• _SOURCE_:
☆ ☆ ☆ ☆ ☆ ☆ ☆
La montée de l’extrême droite, ses conséquences pour la démocratie en Europe.

Dans le contexte occidental actuel, la démocratie est mise à l’épreuve par la montée de l’extrême droite. Cet article examine les crises économiques, identitaires et sécuritaires qui alimentent ce phénomène et renforce l’importance de l’éducation, élément central de la démocratie.

Depuis plusieurs décennies, l’Europe, plus particulièrement la Hongrie, la France et chez nous en Belgique, est le théâtre d’une montée inquiétante des mouvements d’extrême droite. Des partis politiques autrefois marginaux ont acquis une influence croissante, tant au niveau national qu’européen, et ont progressivement façonné le paysage politique. Cette tendance n’est pas isolée ; elle s’inscrit dans un contexte mondial où le populisme, le rejet des élites et la méfiance envers les institutions démocratiques deviennent des phénomènes de plus en plus répandus. Cette montée du populisme et de l’extrême droite en Belgique s’explique par une combinaison de crises économiques, sociales et identitaires, couplée à une défiance croissante envers les élites traditionnelles. L’exploitation des peurs liées à l’immigration, à la mondialisation, ainsi que la fragmentation de la société jouent également un rôle majeur dans cette tendance.

La montée de l’extrême droite doit être analysée non seulement en termes politiques, mais aussi à travers ses impacts sociétaux et économiques. Elle s’accompagne souvent d’une recrudescence de discours de haine, de la stigmatisation des minorités, ainsi que de remises en question des droits fondamentaux. Le repli identitaire, la xénophobie, et l’euroscepticisme sont devenus des thèmes centraux du discours politique de ces mouvements. Le citoyen et la citoyenne de la Fédération Wallonie-Bruxelles ne sont pas épargné·es par cette vague, qui transforme non seulement le débat public, mais aussi les valeurs démocratiques sur lesquelles repose la société.

Dans cette analyse, nous nous inscrirons dans une démarche d’éducation permanente afin de mieux comprendre cette montée de l’extrême droite et ses répercussions sur la société. Comment comprendre les causes profondes de ce phénomène afin d’analyser ses implications sur les principes démocratiques et les droits humains ? Face à cette menace, quelles pistes d’action citoyenne envisager sur le plan politique et éducatif ? La montée de l’extrême droite est-elle une fatalité ?
☆ ☆ ☆ ☆ ☆ ☆ ☆
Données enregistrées

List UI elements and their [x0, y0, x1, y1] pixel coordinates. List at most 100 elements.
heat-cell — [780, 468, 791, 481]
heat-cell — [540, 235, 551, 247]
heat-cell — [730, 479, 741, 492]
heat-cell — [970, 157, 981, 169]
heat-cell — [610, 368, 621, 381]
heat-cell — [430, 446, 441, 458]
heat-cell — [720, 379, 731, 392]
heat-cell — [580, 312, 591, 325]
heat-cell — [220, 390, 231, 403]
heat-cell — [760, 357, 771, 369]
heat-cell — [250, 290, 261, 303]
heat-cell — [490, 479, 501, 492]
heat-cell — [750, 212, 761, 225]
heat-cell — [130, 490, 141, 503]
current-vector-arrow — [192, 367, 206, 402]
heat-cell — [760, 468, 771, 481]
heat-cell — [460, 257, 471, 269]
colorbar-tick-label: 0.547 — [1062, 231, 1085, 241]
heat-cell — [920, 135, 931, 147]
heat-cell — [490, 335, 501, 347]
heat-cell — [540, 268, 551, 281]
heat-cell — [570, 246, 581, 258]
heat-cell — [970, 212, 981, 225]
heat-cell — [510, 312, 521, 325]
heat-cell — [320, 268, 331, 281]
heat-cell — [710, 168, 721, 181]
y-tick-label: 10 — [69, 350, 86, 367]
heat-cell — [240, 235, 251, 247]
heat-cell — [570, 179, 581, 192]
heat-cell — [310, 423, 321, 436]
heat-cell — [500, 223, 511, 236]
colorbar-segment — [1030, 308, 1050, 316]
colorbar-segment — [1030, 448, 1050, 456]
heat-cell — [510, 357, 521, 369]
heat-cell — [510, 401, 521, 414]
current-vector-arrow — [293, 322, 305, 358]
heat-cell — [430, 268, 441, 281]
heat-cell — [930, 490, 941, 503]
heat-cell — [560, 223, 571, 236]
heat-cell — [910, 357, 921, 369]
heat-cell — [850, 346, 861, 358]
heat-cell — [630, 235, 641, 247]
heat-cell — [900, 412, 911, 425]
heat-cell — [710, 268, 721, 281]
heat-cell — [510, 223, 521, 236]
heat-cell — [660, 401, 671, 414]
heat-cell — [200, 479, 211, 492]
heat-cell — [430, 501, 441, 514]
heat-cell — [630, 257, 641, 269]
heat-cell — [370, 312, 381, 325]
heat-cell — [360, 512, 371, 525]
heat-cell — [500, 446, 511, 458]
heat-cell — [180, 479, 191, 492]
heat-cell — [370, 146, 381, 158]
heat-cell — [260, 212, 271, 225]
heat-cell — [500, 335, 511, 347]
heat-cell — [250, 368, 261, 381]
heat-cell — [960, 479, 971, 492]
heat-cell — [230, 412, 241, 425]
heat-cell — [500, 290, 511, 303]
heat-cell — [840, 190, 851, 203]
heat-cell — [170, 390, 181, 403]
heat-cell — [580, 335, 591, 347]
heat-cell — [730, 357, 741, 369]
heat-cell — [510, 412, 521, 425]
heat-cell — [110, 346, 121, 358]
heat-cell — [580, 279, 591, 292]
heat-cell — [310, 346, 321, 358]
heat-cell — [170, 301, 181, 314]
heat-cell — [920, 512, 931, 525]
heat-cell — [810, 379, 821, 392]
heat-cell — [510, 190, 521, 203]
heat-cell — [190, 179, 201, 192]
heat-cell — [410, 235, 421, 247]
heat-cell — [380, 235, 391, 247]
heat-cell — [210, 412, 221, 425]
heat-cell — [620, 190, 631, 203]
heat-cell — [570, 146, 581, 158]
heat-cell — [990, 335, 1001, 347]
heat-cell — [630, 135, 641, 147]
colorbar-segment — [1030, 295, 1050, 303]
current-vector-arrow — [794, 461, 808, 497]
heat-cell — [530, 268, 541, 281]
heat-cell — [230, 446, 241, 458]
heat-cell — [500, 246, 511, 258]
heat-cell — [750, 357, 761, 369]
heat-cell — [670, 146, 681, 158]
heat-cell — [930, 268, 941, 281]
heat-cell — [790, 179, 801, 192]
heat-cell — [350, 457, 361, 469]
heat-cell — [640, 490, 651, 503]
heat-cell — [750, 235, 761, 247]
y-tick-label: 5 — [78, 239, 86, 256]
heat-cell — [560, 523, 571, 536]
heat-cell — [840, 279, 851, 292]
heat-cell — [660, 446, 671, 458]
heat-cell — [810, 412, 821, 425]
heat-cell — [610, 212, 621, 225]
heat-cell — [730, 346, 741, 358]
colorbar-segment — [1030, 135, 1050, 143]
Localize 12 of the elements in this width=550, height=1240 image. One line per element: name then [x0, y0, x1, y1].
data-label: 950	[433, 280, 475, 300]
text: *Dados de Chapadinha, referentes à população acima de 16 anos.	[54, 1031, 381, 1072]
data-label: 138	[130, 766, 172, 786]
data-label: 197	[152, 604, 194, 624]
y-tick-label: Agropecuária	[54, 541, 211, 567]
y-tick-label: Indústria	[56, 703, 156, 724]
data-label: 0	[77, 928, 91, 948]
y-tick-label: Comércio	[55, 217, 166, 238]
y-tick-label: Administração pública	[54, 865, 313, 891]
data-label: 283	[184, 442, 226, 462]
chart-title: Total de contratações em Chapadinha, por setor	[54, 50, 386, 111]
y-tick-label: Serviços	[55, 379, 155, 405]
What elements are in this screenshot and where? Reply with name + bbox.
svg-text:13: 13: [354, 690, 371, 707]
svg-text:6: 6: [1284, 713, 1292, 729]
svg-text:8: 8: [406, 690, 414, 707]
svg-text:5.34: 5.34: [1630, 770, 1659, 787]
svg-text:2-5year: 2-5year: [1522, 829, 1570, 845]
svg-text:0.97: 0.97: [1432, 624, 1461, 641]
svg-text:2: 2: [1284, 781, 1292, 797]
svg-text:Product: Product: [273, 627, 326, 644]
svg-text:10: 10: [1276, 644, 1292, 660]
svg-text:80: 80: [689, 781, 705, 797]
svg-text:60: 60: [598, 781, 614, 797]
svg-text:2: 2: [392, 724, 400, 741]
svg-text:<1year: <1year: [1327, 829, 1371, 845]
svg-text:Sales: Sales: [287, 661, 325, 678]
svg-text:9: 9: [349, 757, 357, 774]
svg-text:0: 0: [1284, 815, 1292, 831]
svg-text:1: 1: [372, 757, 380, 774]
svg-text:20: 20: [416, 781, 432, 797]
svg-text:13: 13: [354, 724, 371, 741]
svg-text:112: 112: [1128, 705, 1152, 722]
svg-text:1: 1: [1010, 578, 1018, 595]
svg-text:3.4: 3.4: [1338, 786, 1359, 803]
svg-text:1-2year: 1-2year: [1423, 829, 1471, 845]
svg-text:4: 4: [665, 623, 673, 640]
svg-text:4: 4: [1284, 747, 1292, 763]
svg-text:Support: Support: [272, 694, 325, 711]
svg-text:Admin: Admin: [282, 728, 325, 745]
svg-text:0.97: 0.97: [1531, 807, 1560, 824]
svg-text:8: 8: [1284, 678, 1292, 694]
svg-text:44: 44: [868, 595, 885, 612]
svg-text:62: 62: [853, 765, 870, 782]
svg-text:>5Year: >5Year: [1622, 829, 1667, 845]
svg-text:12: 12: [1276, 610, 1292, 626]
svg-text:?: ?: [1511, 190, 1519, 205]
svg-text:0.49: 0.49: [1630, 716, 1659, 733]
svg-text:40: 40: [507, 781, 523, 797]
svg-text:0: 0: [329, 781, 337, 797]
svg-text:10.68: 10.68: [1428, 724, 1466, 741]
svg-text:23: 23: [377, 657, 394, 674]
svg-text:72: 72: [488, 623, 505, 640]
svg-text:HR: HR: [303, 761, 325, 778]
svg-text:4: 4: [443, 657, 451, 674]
☆ ☆ ☆ ☆ ☆ ☆ ☆
• _OBJECTIF 1_: Modifiez le passage de l'article sur l'extrême droite depuis « La montée de l’extrême droite, ses » jusqu'à « de la démocratie. » inclus, en y remplaçant « démocratie » par « vie démocratique ».
• _OBJECTIF 2_: Selon l'article sur l'extrême droite, quels pays européens sont plus particulièrement le théâtre de la montée des mouvements d'extrême droite ?
• _OBJECTIF 3_: Traduisez en anglais la phrase suivante de l'article sur l'extrême droite : « Le repli identitaire, la xénophobie, et l’euroscepticisme sont devenus des thèmes centraux du discours politique de ces mouvements. »

• _RÉPONSE 1_:
La montée de l’extrême droite, ses conséquences pour la vie démocratique en Europe.

Dans le contexte occidental actuel, la vie démocratique est mise à l’épreuve par la montée de l’extrême droite. Cet article examine les crises économiques, identitaires et sécuritaires qui alimentent ce phénomène et renforce l’importance de l’éducation, élément central de la vie démocratique.

• _RÉPONSE 2_: La Hongrie, la France et la Belgique.

• _RÉPONSE 3_: Identity-based withdrawal, xenophobia, and Euroskepticism have become central themes of the political discourse of these movements.